STATED EXERCISE: In the records below, find each line containing the word "Scores" and copy it.

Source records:
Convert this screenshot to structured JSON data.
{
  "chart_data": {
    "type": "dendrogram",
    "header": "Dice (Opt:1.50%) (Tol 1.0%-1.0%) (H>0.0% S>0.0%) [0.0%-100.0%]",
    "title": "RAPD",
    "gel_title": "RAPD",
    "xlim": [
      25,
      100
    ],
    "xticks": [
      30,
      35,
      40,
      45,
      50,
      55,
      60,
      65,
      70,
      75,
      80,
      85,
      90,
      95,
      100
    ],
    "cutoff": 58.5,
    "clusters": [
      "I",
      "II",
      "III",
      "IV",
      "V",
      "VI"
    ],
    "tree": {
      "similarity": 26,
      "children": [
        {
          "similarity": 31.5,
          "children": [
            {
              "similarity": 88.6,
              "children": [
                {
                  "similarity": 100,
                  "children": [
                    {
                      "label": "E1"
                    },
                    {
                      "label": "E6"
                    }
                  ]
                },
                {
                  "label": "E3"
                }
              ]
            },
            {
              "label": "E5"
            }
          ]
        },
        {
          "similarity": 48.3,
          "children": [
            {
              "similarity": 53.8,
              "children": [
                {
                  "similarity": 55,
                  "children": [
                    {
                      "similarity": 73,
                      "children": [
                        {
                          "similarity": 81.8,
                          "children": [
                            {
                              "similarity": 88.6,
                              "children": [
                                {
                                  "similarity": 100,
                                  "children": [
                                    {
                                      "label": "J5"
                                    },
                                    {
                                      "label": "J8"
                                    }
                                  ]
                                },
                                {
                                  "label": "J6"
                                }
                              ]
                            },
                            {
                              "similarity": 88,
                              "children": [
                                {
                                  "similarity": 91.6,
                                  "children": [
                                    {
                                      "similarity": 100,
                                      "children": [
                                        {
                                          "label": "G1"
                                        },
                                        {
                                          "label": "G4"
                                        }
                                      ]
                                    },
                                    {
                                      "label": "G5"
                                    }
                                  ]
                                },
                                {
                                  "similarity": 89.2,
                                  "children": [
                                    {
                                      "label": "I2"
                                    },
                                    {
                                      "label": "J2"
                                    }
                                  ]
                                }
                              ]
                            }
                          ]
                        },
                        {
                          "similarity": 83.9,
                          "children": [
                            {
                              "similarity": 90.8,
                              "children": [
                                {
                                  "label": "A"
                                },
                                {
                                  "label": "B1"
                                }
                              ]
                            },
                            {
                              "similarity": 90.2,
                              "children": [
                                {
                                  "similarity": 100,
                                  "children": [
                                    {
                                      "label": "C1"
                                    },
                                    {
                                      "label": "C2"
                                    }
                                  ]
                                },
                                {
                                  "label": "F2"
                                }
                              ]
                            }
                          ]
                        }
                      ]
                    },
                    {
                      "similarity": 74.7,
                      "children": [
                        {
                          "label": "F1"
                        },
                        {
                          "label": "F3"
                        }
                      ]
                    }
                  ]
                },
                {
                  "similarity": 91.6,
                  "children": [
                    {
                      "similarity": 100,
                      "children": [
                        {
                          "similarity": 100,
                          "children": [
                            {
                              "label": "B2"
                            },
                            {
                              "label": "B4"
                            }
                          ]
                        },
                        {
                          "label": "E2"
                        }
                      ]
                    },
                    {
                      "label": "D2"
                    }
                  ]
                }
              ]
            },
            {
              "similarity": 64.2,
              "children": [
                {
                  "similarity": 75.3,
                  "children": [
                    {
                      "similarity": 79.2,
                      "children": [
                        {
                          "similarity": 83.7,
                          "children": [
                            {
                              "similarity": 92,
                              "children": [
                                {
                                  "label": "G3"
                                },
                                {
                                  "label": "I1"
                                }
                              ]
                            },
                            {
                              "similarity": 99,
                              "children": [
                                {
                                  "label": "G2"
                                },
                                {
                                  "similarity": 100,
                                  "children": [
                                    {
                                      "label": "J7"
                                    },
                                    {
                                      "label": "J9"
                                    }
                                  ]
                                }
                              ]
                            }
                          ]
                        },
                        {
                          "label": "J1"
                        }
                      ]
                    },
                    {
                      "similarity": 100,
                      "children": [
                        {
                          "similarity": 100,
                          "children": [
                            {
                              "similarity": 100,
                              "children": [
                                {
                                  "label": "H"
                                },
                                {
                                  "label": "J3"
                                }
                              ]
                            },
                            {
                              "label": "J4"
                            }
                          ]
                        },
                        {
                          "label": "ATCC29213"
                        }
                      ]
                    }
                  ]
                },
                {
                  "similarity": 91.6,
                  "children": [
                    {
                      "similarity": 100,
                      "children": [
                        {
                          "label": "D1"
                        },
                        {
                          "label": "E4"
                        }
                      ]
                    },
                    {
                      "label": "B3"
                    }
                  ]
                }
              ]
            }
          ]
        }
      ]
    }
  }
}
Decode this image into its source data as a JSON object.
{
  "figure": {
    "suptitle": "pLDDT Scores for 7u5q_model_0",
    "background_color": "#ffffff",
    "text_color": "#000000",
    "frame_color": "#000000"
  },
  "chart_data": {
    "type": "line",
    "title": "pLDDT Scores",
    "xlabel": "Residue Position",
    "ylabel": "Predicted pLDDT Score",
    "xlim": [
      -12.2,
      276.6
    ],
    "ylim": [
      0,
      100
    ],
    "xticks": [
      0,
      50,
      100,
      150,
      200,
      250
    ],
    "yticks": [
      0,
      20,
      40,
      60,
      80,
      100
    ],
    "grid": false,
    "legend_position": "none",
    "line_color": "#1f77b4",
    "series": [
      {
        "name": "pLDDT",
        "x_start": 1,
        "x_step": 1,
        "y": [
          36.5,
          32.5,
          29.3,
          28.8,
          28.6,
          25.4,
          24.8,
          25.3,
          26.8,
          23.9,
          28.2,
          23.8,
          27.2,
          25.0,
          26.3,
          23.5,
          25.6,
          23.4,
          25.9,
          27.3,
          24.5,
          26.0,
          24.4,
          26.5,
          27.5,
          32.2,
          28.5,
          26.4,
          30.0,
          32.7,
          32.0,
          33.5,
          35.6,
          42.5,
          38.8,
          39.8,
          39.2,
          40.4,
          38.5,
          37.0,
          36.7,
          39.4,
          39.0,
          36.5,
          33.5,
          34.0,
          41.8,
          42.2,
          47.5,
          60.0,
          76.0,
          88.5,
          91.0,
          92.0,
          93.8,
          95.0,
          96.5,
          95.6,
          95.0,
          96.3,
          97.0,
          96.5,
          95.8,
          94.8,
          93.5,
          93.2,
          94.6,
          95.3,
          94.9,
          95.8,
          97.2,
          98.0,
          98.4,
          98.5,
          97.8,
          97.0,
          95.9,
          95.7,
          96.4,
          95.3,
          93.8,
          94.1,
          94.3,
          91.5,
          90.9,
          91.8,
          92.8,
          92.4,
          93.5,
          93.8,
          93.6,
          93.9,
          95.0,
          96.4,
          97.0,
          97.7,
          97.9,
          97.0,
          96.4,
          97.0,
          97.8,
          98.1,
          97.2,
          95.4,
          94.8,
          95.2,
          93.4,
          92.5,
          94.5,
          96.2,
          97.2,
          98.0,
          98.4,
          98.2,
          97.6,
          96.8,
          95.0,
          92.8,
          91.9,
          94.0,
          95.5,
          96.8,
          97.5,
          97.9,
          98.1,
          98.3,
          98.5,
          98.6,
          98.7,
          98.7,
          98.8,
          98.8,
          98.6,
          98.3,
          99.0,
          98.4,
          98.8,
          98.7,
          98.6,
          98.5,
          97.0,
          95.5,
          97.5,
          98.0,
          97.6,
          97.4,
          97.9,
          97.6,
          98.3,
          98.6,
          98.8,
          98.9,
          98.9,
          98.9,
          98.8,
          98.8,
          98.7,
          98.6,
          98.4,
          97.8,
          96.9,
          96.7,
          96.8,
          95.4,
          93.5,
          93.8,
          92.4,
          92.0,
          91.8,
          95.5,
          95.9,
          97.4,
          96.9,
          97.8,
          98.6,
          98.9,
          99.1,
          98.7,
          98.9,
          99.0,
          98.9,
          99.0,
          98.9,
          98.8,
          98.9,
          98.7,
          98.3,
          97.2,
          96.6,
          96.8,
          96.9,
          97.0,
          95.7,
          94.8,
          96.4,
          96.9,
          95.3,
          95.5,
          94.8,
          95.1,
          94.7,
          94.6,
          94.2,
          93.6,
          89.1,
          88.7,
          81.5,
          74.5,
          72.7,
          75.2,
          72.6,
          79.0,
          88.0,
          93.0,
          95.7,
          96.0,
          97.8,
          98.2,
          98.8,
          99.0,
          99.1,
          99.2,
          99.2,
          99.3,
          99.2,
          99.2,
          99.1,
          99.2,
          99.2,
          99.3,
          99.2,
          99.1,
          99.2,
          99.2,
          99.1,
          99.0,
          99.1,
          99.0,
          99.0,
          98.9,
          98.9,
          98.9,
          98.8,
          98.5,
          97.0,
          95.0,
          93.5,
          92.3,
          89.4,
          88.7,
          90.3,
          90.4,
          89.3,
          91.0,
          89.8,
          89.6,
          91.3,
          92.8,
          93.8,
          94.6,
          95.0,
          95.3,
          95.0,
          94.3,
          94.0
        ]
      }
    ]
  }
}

THE RESPONSE:
    "suptitle": "pLDDT Scores for 7u5q_model_0",
    "title": "pLDDT Scores",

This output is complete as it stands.